Record excerpts:
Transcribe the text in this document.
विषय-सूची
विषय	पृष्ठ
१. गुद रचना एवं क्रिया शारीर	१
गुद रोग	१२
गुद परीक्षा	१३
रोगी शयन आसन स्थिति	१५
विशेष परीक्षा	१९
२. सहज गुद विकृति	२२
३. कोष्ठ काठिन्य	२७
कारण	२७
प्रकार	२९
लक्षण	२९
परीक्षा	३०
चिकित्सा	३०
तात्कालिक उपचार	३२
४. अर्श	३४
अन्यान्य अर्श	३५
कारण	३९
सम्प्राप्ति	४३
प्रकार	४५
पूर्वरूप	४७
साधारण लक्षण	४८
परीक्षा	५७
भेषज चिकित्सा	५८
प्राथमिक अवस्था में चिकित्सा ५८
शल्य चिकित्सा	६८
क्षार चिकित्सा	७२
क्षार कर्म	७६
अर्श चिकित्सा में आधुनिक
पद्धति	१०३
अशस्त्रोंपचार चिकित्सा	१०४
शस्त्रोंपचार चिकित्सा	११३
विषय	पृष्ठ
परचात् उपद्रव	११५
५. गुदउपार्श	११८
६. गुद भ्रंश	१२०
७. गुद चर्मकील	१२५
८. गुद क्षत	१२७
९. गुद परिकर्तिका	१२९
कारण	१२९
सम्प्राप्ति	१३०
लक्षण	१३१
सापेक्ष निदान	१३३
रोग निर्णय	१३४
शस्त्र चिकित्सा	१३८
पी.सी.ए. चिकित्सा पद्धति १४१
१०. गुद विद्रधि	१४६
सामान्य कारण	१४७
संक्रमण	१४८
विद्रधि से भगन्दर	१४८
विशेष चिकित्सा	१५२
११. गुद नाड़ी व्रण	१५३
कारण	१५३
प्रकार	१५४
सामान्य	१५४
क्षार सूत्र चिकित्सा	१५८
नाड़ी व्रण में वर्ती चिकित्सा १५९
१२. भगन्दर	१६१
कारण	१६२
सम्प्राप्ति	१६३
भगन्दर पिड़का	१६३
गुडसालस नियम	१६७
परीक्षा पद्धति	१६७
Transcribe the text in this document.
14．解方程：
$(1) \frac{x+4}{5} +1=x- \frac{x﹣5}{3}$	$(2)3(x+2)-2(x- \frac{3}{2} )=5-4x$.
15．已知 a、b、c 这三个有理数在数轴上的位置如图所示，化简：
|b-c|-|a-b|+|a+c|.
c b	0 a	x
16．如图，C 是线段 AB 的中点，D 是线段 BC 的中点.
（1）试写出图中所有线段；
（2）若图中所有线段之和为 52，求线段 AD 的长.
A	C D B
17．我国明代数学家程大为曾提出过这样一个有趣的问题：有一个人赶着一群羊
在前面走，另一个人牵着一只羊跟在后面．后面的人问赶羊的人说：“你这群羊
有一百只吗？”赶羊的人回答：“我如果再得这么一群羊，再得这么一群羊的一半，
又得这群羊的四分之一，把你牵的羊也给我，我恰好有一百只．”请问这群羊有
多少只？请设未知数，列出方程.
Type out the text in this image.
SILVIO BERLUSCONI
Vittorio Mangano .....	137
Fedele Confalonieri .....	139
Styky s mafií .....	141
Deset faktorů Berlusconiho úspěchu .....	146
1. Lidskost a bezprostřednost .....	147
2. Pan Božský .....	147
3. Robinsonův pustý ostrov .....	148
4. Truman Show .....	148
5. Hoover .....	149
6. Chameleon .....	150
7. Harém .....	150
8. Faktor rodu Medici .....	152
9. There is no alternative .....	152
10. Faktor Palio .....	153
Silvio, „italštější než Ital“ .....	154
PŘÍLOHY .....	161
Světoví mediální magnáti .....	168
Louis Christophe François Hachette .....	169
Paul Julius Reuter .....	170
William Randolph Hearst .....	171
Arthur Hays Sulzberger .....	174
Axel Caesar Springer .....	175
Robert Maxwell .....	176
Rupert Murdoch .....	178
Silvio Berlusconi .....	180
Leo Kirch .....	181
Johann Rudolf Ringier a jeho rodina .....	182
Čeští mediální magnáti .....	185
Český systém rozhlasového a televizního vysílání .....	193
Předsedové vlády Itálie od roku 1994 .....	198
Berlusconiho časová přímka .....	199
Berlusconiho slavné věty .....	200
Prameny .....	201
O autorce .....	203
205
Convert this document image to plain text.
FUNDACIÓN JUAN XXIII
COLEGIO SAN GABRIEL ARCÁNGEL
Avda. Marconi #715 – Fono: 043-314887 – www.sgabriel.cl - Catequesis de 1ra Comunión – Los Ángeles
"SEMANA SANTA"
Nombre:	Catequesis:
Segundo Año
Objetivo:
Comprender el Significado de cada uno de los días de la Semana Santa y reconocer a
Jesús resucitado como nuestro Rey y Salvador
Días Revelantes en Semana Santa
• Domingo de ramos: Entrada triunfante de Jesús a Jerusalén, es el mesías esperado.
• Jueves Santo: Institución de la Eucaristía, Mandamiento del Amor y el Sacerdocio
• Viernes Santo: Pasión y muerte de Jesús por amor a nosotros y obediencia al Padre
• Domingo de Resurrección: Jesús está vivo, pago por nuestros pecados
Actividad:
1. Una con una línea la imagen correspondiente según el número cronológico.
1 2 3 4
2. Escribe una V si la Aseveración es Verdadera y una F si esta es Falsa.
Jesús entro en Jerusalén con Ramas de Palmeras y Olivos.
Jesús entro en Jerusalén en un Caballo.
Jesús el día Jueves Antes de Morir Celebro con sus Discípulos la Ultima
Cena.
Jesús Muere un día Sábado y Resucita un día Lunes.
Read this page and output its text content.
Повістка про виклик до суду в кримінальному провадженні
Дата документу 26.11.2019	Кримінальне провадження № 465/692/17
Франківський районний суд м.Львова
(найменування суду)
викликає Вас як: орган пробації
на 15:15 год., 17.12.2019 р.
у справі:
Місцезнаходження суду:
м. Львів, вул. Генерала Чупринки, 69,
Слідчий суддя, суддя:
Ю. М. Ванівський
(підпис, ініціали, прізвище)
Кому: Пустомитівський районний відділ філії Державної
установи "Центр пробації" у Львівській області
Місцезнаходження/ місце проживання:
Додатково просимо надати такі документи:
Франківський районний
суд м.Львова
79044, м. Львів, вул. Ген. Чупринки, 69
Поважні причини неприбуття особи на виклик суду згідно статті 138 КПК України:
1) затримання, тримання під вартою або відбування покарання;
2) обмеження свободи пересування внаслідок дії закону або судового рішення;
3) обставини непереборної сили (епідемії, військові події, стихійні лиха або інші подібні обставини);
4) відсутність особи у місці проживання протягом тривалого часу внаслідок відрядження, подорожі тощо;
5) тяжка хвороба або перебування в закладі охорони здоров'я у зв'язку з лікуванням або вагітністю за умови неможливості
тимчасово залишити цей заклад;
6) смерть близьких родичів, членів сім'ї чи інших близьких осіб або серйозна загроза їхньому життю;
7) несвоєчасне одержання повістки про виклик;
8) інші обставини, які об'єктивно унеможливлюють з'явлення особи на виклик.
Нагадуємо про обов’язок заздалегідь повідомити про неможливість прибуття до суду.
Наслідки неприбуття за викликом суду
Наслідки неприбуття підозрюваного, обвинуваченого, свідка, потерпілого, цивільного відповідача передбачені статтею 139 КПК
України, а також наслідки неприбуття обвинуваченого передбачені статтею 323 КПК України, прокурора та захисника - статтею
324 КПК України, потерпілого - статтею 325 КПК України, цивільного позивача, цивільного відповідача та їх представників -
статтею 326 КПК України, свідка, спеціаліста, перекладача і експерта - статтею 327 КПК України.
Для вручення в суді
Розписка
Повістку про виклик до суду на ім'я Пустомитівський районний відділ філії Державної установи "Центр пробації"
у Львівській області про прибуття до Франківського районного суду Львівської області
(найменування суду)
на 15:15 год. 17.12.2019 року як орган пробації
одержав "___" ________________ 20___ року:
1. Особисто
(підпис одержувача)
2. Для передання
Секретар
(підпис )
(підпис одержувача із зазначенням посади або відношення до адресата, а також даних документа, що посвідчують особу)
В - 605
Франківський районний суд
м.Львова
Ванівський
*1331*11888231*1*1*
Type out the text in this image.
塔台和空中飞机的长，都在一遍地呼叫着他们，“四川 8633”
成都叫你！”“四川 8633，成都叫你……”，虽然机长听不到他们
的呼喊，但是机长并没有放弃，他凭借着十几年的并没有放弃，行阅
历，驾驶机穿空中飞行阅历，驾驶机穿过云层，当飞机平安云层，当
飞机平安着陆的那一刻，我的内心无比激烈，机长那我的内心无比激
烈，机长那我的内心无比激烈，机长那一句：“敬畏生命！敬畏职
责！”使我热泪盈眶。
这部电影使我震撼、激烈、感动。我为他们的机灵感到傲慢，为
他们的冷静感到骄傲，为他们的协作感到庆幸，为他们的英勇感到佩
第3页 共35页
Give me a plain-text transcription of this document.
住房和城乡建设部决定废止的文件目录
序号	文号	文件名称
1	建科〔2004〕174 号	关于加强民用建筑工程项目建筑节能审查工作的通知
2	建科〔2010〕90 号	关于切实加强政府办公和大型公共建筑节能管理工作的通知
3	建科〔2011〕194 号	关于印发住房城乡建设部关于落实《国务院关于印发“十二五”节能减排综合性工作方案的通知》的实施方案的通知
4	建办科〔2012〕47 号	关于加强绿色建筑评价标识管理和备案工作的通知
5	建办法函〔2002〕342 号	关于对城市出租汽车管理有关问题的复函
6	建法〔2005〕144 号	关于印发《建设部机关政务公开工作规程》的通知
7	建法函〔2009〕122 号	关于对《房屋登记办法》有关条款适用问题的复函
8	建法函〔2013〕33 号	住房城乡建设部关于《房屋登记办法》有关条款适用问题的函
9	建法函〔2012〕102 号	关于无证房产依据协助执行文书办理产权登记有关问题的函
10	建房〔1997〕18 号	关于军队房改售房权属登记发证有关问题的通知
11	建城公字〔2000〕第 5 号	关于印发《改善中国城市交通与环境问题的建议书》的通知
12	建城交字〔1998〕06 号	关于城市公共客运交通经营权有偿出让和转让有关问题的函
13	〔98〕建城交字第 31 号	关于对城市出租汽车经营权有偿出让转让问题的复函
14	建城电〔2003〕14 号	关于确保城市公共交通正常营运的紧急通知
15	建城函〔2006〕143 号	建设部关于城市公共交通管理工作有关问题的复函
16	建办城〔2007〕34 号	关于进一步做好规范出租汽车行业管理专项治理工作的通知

Problem statement: Read the entries and show each line that mentions "одержувача".

Expected output:
(підпис одержувача)
(підпис одержувача із зазначенням посади або відношення до адресата, а також даних документа, що посвідчують особу)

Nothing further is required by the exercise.